GIVEN TEXT:
When uploading files, if you choose to use JSON, then you are putting the client in a pickle. You are going to force the client to have to Base64-encode all files. This can be a cumbersome task for clients to do especially if it's browser JS code. Not to mention you increase your payload 33%.
Form-Data?
When posting files, you want to use HTML forms. This is something a browser is very good at.
With that being said, the proper way to do this would be to set up your endpoint to look like this:
// NOTE: This is the same as you have it in your question
public class TestModel
{
public IList<IFormFile> File { get; set; }
public string Name { get; set; }
public int Age { get; set; }
public string Hobbies { get; set; }
}
[HttpPost, Route("testme")]
public IActionResult TestMe([FromForm] TestModel testModel)
{
return Ok();
}
Take note of the [FromForm]
parameter.
Then set up postman to look like this:

- Set it to
Post
.
- Go to the
Body
section and set it to Form-Data
.
- Add in the parameters. You can test multiple files by adding the same parameter name multiple times.
- Click
Send
.
When the endpoint gets hit, it should look like this:

JSON?

EXERCISE INSTRUCTIONS:
**A.** Transcribe the file-upload text from "With that being" to "TestMe([FromForm] TestModel testModel)".
**B.** According to the file-upload text, why is JSON a poor choice for uploading files? Answer in one to three sentences.
**C.** In the file-upload text, list every property declared in the TestModel class, along with its type.

DATA SUPPLIED:
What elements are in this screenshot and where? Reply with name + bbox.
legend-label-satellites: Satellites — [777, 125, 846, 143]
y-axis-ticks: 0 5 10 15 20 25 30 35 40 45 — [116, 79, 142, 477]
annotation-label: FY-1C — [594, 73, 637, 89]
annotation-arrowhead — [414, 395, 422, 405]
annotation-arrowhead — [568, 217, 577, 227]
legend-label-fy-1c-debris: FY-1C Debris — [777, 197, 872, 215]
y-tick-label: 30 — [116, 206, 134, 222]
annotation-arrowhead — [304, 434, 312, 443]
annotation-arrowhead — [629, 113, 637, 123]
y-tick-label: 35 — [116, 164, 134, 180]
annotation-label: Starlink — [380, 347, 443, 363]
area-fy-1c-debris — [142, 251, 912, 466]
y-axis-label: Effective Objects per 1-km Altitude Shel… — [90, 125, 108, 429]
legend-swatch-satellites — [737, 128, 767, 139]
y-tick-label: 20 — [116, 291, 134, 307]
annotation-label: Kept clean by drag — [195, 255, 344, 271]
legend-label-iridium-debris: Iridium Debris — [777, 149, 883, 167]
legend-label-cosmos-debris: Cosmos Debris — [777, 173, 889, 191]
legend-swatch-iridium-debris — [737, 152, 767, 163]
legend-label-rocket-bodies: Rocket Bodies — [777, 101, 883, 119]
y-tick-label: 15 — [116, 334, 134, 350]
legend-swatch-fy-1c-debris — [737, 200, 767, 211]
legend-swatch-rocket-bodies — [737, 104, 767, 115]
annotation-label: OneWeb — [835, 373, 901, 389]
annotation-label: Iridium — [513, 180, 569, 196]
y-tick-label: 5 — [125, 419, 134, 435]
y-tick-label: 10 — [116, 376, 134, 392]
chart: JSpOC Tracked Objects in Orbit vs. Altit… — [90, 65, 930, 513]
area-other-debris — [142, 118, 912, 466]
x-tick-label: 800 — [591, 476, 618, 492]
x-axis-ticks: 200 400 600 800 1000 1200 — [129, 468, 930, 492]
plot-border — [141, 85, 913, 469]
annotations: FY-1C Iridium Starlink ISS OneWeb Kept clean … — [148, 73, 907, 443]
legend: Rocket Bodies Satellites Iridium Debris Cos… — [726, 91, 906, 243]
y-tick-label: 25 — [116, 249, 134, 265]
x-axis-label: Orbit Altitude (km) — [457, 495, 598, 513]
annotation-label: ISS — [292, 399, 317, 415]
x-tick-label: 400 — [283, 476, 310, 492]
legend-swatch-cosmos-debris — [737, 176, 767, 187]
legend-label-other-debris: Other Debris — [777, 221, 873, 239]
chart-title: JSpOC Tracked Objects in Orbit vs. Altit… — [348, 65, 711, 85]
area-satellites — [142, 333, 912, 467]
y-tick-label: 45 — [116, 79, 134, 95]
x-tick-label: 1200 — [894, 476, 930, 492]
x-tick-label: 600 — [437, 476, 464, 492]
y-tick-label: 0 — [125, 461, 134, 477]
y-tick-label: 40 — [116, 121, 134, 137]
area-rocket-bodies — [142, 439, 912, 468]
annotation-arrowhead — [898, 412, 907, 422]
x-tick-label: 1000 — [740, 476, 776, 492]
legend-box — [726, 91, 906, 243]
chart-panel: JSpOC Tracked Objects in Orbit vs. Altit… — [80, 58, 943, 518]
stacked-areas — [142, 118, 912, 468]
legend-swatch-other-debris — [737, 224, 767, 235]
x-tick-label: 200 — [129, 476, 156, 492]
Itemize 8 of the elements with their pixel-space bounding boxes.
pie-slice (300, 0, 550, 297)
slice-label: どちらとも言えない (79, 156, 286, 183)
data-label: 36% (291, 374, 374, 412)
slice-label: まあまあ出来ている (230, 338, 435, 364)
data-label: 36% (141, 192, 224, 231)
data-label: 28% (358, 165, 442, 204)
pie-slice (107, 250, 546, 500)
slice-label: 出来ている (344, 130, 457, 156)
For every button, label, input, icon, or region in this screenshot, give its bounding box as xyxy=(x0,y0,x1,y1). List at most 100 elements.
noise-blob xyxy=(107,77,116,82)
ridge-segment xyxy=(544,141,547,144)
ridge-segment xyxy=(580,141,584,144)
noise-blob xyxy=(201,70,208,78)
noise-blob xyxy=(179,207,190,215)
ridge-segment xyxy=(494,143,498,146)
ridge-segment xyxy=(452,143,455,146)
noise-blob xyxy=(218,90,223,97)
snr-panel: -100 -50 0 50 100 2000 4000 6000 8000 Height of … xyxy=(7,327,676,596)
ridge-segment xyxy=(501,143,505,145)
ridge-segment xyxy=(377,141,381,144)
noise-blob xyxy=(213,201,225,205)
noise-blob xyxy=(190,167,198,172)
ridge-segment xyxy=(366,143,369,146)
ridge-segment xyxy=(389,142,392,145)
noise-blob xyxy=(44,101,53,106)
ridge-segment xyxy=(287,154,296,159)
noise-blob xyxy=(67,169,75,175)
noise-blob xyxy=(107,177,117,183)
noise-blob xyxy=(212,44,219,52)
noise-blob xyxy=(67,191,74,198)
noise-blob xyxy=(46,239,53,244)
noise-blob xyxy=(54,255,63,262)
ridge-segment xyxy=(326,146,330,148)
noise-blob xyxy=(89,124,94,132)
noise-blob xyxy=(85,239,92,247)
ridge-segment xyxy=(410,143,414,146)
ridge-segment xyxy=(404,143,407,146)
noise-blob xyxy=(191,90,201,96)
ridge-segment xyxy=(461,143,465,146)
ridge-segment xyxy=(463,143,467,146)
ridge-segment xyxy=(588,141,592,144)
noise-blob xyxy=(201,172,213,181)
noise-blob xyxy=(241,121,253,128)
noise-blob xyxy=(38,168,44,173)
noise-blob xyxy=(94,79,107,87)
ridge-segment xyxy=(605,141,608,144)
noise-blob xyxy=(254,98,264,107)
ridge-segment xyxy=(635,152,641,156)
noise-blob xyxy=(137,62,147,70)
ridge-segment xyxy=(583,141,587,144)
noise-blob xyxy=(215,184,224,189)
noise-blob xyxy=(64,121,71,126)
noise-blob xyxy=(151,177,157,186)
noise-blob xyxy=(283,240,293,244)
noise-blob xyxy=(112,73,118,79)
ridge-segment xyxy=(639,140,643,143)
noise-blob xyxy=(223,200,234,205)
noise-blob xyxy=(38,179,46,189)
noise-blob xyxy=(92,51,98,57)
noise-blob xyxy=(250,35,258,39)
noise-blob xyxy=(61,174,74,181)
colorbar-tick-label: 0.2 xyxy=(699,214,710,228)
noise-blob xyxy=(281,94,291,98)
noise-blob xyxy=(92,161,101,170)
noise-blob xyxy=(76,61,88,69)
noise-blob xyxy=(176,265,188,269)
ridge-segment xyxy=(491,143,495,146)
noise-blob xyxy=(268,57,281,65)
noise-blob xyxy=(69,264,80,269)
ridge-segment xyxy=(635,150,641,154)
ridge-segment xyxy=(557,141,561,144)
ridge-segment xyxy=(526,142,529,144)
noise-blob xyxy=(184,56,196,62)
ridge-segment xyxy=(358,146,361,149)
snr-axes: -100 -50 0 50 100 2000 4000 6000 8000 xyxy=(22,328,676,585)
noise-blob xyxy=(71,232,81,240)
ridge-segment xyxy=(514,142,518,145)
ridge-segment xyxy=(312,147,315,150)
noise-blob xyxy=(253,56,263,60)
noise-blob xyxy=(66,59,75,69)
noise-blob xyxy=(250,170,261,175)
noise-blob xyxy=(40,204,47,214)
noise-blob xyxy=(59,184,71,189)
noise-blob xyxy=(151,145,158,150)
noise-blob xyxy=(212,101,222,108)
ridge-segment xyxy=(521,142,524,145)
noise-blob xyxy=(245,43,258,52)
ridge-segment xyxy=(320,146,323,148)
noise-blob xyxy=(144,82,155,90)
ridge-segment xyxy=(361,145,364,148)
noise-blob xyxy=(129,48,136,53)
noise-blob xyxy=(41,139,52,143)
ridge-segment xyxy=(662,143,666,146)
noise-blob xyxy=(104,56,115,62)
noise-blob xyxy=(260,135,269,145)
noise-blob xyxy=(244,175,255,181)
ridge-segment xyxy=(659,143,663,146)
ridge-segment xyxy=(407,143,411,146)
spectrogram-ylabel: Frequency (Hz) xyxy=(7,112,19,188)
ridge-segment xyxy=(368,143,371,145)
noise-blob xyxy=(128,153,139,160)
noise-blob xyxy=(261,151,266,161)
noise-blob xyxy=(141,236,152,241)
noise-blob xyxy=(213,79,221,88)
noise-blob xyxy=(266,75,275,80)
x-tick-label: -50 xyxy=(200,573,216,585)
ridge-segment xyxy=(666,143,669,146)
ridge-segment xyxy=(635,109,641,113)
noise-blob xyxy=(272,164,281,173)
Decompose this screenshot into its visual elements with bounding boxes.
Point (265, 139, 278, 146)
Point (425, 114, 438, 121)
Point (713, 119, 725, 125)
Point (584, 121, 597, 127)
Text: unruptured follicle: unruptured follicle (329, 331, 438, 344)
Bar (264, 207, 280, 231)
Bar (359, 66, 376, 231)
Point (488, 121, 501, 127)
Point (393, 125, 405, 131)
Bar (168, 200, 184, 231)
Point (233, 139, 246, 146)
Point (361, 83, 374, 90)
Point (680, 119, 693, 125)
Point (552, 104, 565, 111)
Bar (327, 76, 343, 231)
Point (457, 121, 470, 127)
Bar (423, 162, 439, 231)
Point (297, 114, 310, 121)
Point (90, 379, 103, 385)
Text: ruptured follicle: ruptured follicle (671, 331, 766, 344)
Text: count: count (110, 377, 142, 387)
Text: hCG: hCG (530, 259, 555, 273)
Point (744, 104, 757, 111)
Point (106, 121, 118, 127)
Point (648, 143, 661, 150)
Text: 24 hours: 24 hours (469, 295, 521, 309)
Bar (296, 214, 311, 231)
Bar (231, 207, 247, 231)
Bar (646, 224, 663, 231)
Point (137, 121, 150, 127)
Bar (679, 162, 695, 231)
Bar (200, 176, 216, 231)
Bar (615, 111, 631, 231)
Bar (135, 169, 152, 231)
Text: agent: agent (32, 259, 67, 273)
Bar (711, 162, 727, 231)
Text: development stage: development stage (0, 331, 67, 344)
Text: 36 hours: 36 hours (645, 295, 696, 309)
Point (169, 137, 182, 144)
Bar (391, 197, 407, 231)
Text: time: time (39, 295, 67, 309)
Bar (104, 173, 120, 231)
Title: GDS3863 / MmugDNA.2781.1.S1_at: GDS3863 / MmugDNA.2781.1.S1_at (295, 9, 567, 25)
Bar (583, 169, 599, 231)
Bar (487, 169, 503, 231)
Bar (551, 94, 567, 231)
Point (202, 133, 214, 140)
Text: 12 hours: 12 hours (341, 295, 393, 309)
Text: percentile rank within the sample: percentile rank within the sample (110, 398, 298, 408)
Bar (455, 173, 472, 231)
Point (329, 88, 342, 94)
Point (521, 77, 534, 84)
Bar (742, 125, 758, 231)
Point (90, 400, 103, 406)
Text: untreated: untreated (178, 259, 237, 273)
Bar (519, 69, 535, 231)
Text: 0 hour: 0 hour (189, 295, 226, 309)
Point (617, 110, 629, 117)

RESPONSES TO THE EXERCISE:
**A.**
With that being said, the proper way to do this would be to set up your endpoint to look like this:
// NOTE: This is the same as you have it in your question
public class TestModel
{
public IList<IFormFile> File { get; set; }
public string Name { get; set; }
public int Age { get; set; }
public string Hobbies { get; set; }
}
[HttpPost, Route("testme")]
public IActionResult TestMe([FromForm] TestModel testModel)

**B.** With JSON, the client has to Base64-encode every file, which is cumbersome, especially in browser JavaScript. The encoding also makes the payload 33% larger.

**C.**
- File: IList<IFormFile>
- Name: string
- Age: int
- Hobbies: string